Information supplied »
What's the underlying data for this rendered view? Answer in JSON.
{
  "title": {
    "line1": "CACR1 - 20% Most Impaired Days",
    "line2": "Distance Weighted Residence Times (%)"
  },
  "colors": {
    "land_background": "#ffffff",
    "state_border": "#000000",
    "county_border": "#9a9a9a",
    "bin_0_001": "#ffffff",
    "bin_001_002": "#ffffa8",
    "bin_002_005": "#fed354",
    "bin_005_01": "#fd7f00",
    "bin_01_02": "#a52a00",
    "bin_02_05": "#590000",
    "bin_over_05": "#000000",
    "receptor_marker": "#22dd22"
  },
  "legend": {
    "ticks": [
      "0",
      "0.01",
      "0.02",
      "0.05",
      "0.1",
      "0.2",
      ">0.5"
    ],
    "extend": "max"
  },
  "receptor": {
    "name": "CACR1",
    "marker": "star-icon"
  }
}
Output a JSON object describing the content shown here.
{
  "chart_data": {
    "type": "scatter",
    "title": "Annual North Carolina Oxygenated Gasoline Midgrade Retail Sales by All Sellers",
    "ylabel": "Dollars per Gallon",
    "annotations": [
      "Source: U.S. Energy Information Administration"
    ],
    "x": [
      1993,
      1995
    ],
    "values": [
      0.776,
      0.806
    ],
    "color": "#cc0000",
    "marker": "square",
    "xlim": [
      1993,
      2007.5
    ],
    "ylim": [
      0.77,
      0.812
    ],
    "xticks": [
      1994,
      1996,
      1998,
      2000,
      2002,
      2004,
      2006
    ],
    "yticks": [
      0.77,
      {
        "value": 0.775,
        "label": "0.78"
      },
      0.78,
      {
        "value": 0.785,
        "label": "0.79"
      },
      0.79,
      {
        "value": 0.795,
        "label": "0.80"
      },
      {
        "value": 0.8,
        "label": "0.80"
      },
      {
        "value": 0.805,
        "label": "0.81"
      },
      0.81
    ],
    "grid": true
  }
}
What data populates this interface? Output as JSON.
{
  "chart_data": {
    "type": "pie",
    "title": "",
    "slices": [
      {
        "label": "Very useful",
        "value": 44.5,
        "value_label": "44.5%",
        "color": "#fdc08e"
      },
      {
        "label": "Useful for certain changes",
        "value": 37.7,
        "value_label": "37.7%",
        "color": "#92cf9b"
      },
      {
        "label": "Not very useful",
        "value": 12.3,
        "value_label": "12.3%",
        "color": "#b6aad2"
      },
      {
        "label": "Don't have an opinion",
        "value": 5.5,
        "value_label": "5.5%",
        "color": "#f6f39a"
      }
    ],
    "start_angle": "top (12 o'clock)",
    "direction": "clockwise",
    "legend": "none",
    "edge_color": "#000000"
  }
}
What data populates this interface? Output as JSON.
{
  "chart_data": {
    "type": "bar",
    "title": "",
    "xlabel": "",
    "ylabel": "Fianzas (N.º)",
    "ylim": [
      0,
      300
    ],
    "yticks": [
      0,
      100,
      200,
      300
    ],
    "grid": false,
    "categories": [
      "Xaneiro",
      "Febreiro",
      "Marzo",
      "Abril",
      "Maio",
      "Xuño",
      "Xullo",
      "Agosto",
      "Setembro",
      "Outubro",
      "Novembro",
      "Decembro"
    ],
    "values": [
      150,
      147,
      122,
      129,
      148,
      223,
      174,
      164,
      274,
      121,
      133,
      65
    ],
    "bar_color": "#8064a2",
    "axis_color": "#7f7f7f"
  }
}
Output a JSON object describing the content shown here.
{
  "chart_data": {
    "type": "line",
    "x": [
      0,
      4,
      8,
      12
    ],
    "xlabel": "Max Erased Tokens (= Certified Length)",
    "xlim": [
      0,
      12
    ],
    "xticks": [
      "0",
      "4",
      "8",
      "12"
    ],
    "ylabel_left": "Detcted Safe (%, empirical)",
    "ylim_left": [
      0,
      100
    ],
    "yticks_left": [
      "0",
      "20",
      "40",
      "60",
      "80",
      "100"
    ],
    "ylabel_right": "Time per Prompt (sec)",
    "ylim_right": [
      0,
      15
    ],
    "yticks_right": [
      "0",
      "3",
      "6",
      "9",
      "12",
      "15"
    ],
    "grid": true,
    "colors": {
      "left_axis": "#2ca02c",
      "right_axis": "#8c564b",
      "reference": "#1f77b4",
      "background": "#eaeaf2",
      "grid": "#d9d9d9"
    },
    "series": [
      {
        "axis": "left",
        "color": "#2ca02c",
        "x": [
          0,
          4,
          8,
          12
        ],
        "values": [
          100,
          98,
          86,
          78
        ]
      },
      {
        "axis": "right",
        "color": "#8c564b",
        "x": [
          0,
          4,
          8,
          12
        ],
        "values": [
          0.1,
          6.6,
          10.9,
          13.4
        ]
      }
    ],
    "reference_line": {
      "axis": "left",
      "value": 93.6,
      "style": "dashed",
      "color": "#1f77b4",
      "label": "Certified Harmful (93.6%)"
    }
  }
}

Goal » Print the whole listing again, exactly.

Response »
What's the underlying data for this rendered view? Answer in JSON.
{
  "title": {
    "line1": "CACR1 - 20% Most Impaired Days",
    "line2": "Distance Weighted Residence Times (%)"
  },
  "colors": {
    "land_background": "#ffffff",
    "state_border": "#000000",
    "county_border": "#9a9a9a",
    "bin_0_001": "#ffffff",
    "bin_001_002": "#ffffa8",
    "bin_002_005": "#fed354",
    "bin_005_01": "#fd7f00",
    "bin_01_02": "#a52a00",
    "bin_02_05": "#590000",
    "bin_over_05": "#000000",
    "receptor_marker": "#22dd22"
  },
  "legend": {
    "ticks": [
      "0",
      "0.01",
      "0.02",
      "0.05",
      "0.1",
      "0.2",
      ">0.5"
    ],
    "extend": "max"
  },
  "receptor": {
    "name": "CACR1",
    "marker": "star-icon"
  }
}
Output a JSON object describing the content shown here.
{
  "chart_data": {
    "type": "scatter",
    "title": "Annual North Carolina Oxygenated Gasoline Midgrade Retail Sales by All Sellers",
    "ylabel": "Dollars per Gallon",
    "annotations": [
      "Source: U.S. Energy Information Administration"
    ],
    "x": [
      1993,
      1995
    ],
    "values": [
      0.776,
      0.806
    ],
    "color": "#cc0000",
    "marker": "square",
    "xlim": [
      1993,
      2007.5
    ],
    "ylim": [
      0.77,
      0.812
    ],
    "xticks": [
      1994,
      1996,
      1998,
      2000,
      2002,
      2004,
      2006
    ],
    "yticks": [
      0.77,
      {
        "value": 0.775,
        "label": "0.78"
      },
      0.78,
      {
        "value": 0.785,
        "label": "0.79"
      },
      0.79,
      {
        "value": 0.795,
        "label": "0.80"
      },
      {
        "value": 0.8,
        "label": "0.80"
      },
      {
        "value": 0.805,
        "label": "0.81"
      },
      0.81
    ],
    "grid": true
  }
}
What data populates this interface? Output as JSON.
{
  "chart_data": {
    "type": "pie",
    "title": "",
    "slices": [
      {
        "label": "Very useful",
        "value": 44.5,
        "value_label": "44.5%",
        "color": "#fdc08e"
      },
      {
        "label": "Useful for certain changes",
        "value": 37.7,
        "value_label": "37.7%",
        "color": "#92cf9b"
      },
      {
        "label": "Not very useful",
        "value": 12.3,
        "value_label": "12.3%",
        "color": "#b6aad2"
      },
      {
        "label": "Don't have an opinion",
        "value": 5.5,
        "value_label": "5.5%",
        "color": "#f6f39a"
      }
    ],
    "start_angle": "top (12 o'clock)",
    "direction": "clockwise",
    "legend": "none",
    "edge_color": "#000000"
  }
}
What data populates this interface? Output as JSON.
{
  "chart_data": {
    "type": "bar",
    "title": "",
    "xlabel": "",
    "ylabel": "Fianzas (N.º)",
    "ylim": [
      0,
      300
    ],
    "yticks": [
      0,
      100,
      200,
      300
    ],
    "grid": false,
    "categories": [
      "Xaneiro",
      "Febreiro",
      "Marzo",
      "Abril",
      "Maio",
      "Xuño",
      "Xullo",
      "Agosto",
      "Setembro",
      "Outubro",
      "Novembro",
      "Decembro"
    ],
    "values": [
      150,
      147,
      122,
      129,
      148,
      223,
      174,
      164,
      274,
      121,
      133,
      65
    ],
    "bar_color": "#8064a2",
    "axis_color": "#7f7f7f"
  }
}
Output a JSON object describing the content shown here.
{
  "chart_data": {
    "type": "line",
    "x": [
      0,
      4,
      8,
      12
    ],
    "xlabel": "Max Erased Tokens (= Certified Length)",
    "xlim": [
      0,
      12
    ],
    "xticks": [
      "0",
      "4",
      "8",
      "12"
    ],
    "ylabel_left": "Detcted Safe (%, empirical)",
    "ylim_left": [
      0,
      100
    ],
    "yticks_left": [
      "0",
      "20",
      "40",
      "60",
      "80",
      "100"
    ],
    "ylabel_right": "Time per Prompt (sec)",
    "ylim_right": [
      0,
      15
    ],
    "yticks_right": [
      "0",
      "3",
      "6",
      "9",
      "12",
      "15"
    ],
    "grid": true,
    "colors": {
      "left_axis": "#2ca02c",
      "right_axis": "#8c564b",
      "reference": "#1f77b4",
      "background": "#eaeaf2",
      "grid": "#d9d9d9"
    },
    "series": [
      {
        "axis": "left",
        "color": "#2ca02c",
        "x": [
          0,
          4,
          8,
          12
        ],
        "values": [
          100,
          98,
          86,
          78
        ]
      },
      {
        "axis": "right",
        "color": "#8c564b",
        "x": [
          0,
          4,
          8,
          12
        ],
        "values": [
          0.1,
          6.6,
          10.9,
          13.4
        ]
      }
    ],
    "reference_line": {
      "axis": "left",
      "value": 93.6,
      "style": "dashed",
      "color": "#1f77b4",
      "label": "Certified Harmful (93.6%)"
    }
  }
}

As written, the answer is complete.